### Task instructions
Return all lines that include the string "yillarda".

### Records provided

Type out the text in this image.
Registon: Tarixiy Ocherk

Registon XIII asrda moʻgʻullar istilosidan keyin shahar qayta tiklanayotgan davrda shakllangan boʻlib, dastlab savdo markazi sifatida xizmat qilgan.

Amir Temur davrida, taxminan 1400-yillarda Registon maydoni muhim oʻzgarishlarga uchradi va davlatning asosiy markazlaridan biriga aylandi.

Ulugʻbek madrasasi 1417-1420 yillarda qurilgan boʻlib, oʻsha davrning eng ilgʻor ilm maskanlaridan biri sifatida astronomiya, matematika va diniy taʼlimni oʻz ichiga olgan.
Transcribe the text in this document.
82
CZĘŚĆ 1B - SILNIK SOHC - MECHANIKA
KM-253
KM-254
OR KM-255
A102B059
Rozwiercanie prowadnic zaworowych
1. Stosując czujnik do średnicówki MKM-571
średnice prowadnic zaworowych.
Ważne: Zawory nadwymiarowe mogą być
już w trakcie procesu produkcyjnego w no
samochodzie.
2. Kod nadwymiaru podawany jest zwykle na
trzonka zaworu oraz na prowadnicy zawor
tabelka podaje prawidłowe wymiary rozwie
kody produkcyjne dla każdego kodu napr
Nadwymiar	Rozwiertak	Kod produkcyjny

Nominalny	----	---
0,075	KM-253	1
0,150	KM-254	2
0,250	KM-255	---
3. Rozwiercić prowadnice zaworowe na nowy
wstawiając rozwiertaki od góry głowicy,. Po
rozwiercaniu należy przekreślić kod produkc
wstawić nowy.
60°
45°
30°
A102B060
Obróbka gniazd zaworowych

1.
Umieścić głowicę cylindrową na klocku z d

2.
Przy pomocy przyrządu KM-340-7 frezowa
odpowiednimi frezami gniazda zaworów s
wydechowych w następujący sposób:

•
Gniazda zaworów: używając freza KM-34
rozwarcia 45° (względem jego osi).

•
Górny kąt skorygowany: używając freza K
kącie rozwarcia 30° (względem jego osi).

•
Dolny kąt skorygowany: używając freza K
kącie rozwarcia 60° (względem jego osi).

### Answer to this task
Amir Temur davrida, taxminan 1400-yillarda Registon maydoni muhim oʻzgarishlarga uchradi va davlatning asosiy markazlaridan biriga aylandi.
Ulugʻbek madrasasi 1417-1420 yillarda qurilgan boʻlib, oʻsha davrning eng ilgʻor ilm maskanlaridan biri sifatida astronomiya, matematika va diniy taʼlimni oʻz ichiga olgan.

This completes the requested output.